EXERCISE >>
Sort through the data and copy the lines holding the word "this".

MATERIAL SUPPLIED >>
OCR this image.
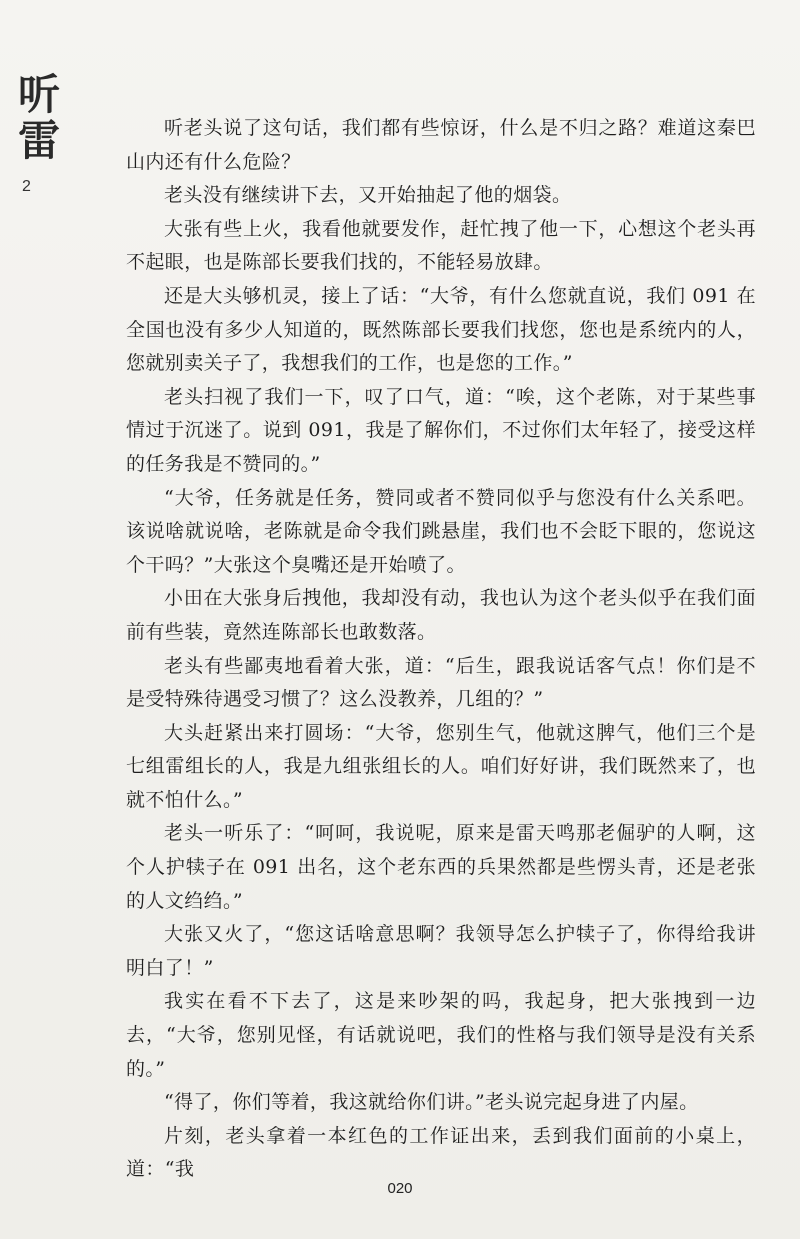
听
雷
2

听老头说了这句话，我们都有些惊讶，什么是不归之路？难道这秦巴山内还有什么危险？

老头没有继续讲下去，又开始抽起了他的烟袋。

大张有些上火，我看他就要发作，赶忙拽了他一下，心想这个老头再不起眼，也是陈部长要我们找的，不能轻易放肆。

还是大头够机灵，接上了话：“大爷，有什么您就直说，我们 091 在全国也没有多少人知道的，既然陈部长要我们找您，您也是系统内的人，您就别卖关子了，我想我们的工作，也是您的工作。”

老头扫视了我们一下，叹了口气，道：“唉，这个老陈，对于某些事情过于沉迷了。说到 091，我是了解你们，不过你们太年轻了，接受这样的任务我是不赞同的。”

“大爷，任务就是任务，赞同或者不赞同似乎与您没有什么关系吧。该说啥就说啥，老陈就是命令我们跳悬崖，我们也不会眨下眼的，您说这个干吗？”大张这个臭嘴还是开始喷了。

小田在大张身后拽他，我却没有动，我也认为这个老头似乎在我们面前有些装，竟然连陈部长也敢数落。

老头有些鄙夷地看着大张，道：“后生，跟我说话客气点！你们是不是受特殊待遇受习惯了？这么没教养，几组的？”

大头赶紧出来打圆场：“大爷，您别生气，他就这脾气，他们三个是七组雷组长的人，我是九组张组长的人。咱们好好讲，我们既然来了，也就不怕什么。”

老头一听乐了：“呵呵，我说呢，原来是雷天鸣那老倔驴的人啊，这个人护犊子在 091 出名，这个老东西的兵果然都是些愣头青，还是老张的人文绉绉。”

大张又火了，“您这话啥意思啊？我领导怎么护犊子了，你得给我讲明白了！”

我实在看不下去了，这是来吵架的吗，我起身，把大张拽到一边去，“大爷，您别见怪，有话就说吧，我们的性格与我们领导是没有关系的。”

“得了，你们等着，我这就给你们讲。”老头说完起身进了内屋。

片刻，老头拿着一本红色的工作证出来，丢到我们面前的小桌上，道：“我

020
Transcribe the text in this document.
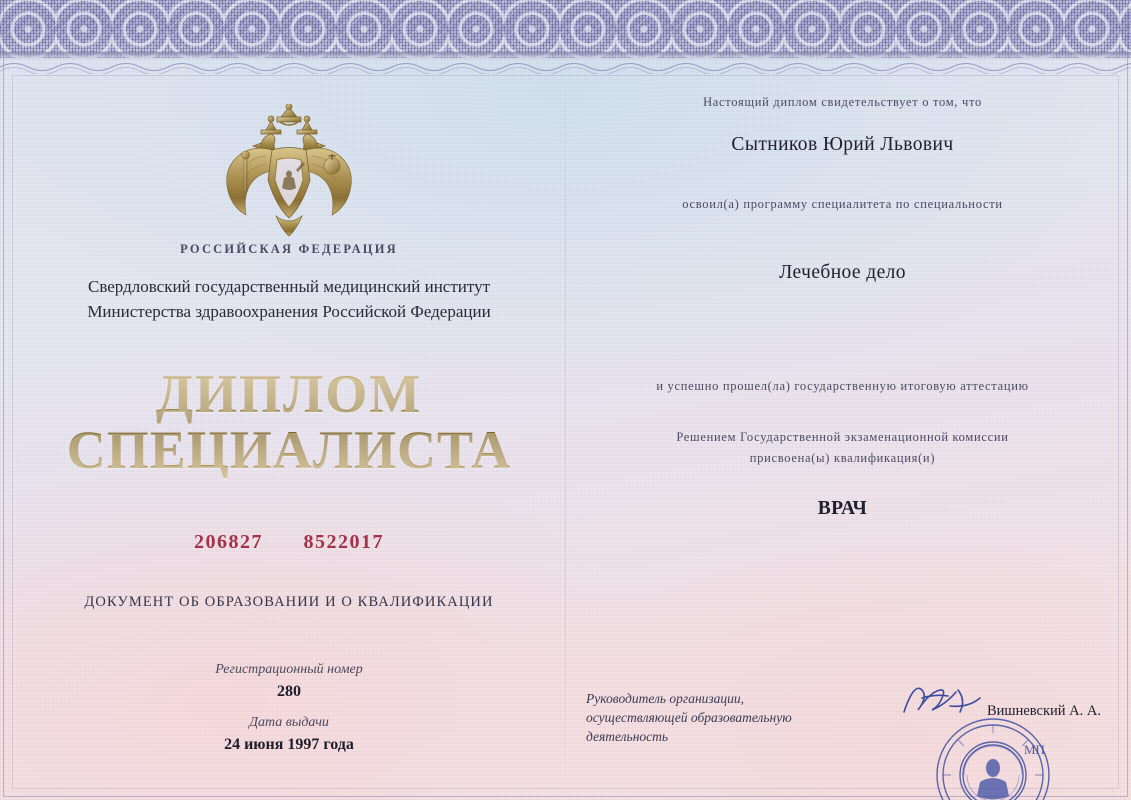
РОССИЙСКАЯ ФЕДЕРАЦИЯ
Свердловский государственный медицинский институт
Министерства здравоохранения Российской Федерации
ДИПЛОМ
СПЕЦИАЛИСТА
206827 8522017
ДОКУМЕНТ ОБ ОБРАЗОВАНИИ И О КВАЛИФИКАЦИИ
Регистрационный номер
280
Дата выдачи
24 июня 1997 года
Настоящий диплом свидетельствует о том, что
Сытников Юрий Львович
освоил(а) программу специалитета по специальности
Лечебное дело
и успешно прошел(ла) государственную итоговую аттестацию
Решением Государственной экзаменационной комиссии
присвоена(ы) квалификация(и)
ВРАЧ
Руководитель организации,
осуществляющей образовательную
деятельность
Вишневский А. А.
МП
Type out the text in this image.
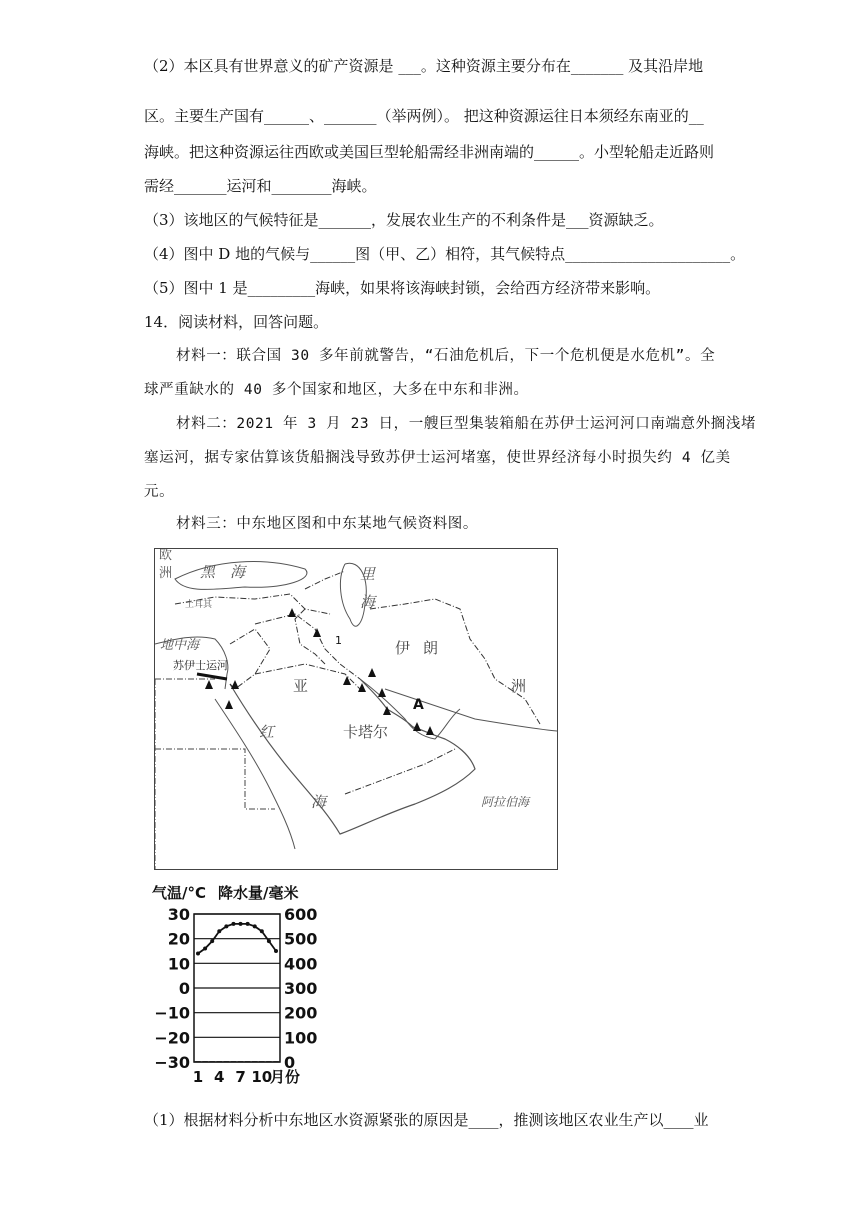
（2）本区具有世界意义的矿产资源是 ___。这种资源主要分布在_______ 及其沿岸地
区。主要生产国有______、_______（举两例）。 把这种资源运往日本须经东南亚的__
海峡。把这种资源运往西欧或美国巨型轮船需经非洲南端的______。小型轮船走近路则
需经_______运河和________海峡。
（3）该地区的气候特征是_______，发展农业生产的不利条件是___资源缺乏。
（4）图中 D 地的气候与______图（甲、乙）相符，其气候特点______________________。
（5）图中 1 是_________海峡，如果将该海峡封锁，会给西方经济带来影响。
14．阅读材料，回答问题。
材料一：联合国 30 多年前就警告，“石油危机后，下一个危机便是水危机”。全
球严重缺水的 40 多个国家和地区，大多在中东和非洲。
材料二：2021 年 3 月 23 日，一艘巨型集装箱船在苏伊士运河河口南端意外搁浅堵
塞运河，据专家估算该货船搁浅导致苏伊士运河堵塞，使世界经济每小时损失约 4 亿美
元。
材料三：中东地区图和中东某地气候资料图。
欧
洲 黑 海	里
海
土耳其
地中海
苏伊士运河
伊 朗
洲
亚
卡塔尔
红
海	阿拉伯海
A
1
气温/°C 降水量/毫米
30
20
10
0
−10
−20
−30
600
500
400
300
200
100
0
1 4 7 10
月份
（1）根据材料分析中东地区水资源紧张的原因是____，推测该地区农业生产以____业
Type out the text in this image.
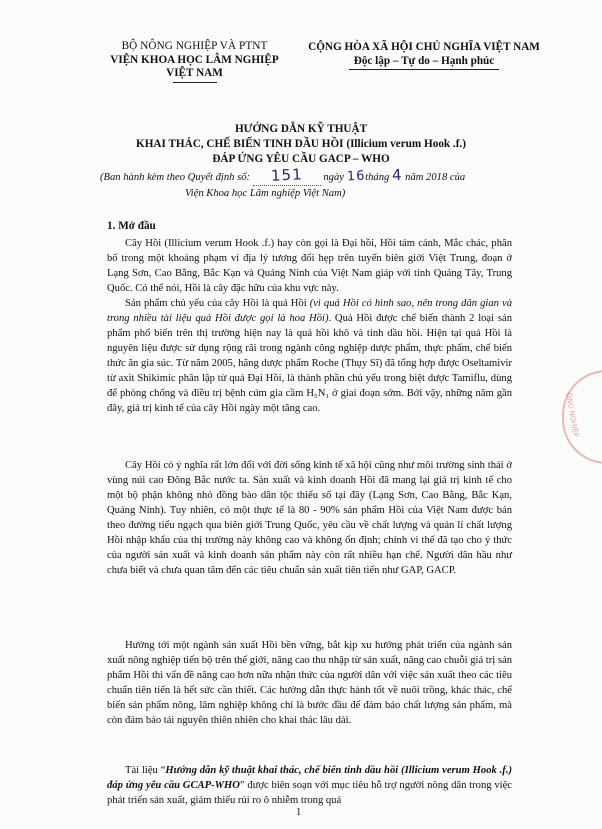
BỘ NÔNG NGHIỆP VÀ PTNT
VIỆN KHOA HỌC LÂM NGHIỆP
VIỆT NAM
CỘNG HÒA XÃ HỘI CHỦ NGHĨA VIỆT NAM
Độc lập – Tự do – Hạnh phúc
HƯỚNG DẪN KỸ THUẬT
KHAI THÁC, CHẾ BIẾN TINH DẦU HỒI (Illicium verum Hook .f.)
ĐÁP ỨNG YÊU CẦU GACP – WHO
(Ban hành kèm theo Quyết định số: 151 ngày 16tháng 4 năm 2018 của
Viện Khoa học Lâm nghiệp Việt Nam)
ÔNG NGHIỆP
1. Mở đầu

Cây Hồi (Illicium verum Hook .f.) hay còn gọi là Đại hồi, Hồi tám cánh, Mắc chác, phân bố trong một khoảng phạm vi địa lý tương đối hẹp trên tuyến biên giới Việt Trung, đoạn ở Lạng Sơn, Cao Bằng, Bắc Kạn và Quảng Ninh của Việt Nam giáp với tỉnh Quảng Tây, Trung Quốc. Có thể nói, Hồi là cây đặc hữu của khu vực này.

Sản phẩm chủ yếu của cây Hồi là quả Hồi (vì quả Hồi có hình sao, nên trong dân gian và trong nhiều tài liệu quả Hồi được gọi là hoa Hồi). Quả Hồi được chế biến thành 2 loại sản phẩm phổ biến trên thị trường hiện nay là quả hồi khô và tinh dầu hồi. Hiện tại quả Hồi là nguyên liệu được sử dụng rộng rãi trong ngành công nghiệp dược phẩm, thực phẩm, chế biến thức ăn gia súc. Từ năm 2005, hãng dược phẩm Roche (Thụy Sĩ) đã tổng hợp được Oseltamivir từ axit Shikimic phân lập từ quả Đại Hồi, là thành phần chủ yếu trong biệt dược Tamiflu, dùng để phòng chống và điều trị bệnh cúm gia cầm H₅N₁ ở giai đoạn sớm. Bởi vậy, những năm gần đây, giá trị kinh tế của cây Hồi ngày một tăng cao.

Cây Hồi có ý nghĩa rất lớn đối với đời sống kinh tế xã hội cũng như môi trường sinh thái ở vùng núi cao Đông Bắc nước ta. Sản xuất và kinh doanh Hồi đã mang lại giá trị kinh tế cho một bộ phận không nhỏ đồng bào dân tộc thiểu số tại đây (Lạng Sơn, Cao Bằng, Bắc Kạn, Quảng Ninh). Tuy nhiên, có một thực tế là 80 - 90% sản phẩm Hồi của Việt Nam được bán theo đường tiểu ngạch qua biên giới Trung Quốc, yêu cầu về chất lượng và quản lí chất lượng Hồi nhập khẩu của thị trường này không cao và không ổn định; chính vì thế đã tạo cho ý thức của người sản xuất và kinh doanh sản phẩm này còn rất nhiều hạn chế. Người dân hầu như chưa biết và chưa quan tâm đến các tiêu chuẩn sản xuất tiên tiến như GAP, GACP.

Hướng tới một ngành sản xuất Hồi bền vững, bắt kịp xu hướng phát triển của ngành sản xuất nông nghiệp tiến bộ trên thế giới, nâng cao thu nhập từ sản xuất, nâng cao chuỗi giá trị sản phẩm Hồi thì vấn đề nâng cao hơn nữa nhận thức của người dân với việc sản xuất theo các tiêu chuẩn tiên tiến là hết sức cần thiết. Các hướng dẫn thực hành tốt về nuôi trồng, khác thác, chế biến sản phẩm nông, lâm nghiệp không chỉ là bước đầu để đảm bảo chất lượng sản phẩm, mà còn đảm bảo tái nguyên thiên nhiên cho khai thác lâu dài.

Tài liệu “Hướng dẫn kỹ thuật khai thác, chế biến tinh dầu hồi (Illicium verum Hook .f.) đáp ứng yêu cầu GCAP-WHO” được biên soạn với mục tiêu hỗ trợ người nông dân trong việc phát triển sản xuất, giảm thiểu rủi ro ô nhiễm trong quá

1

EXERCISE RESPONSE >>
OCR this image.
Transcribe the text in this document.
Type out the text in this image.
Type out the text in this image.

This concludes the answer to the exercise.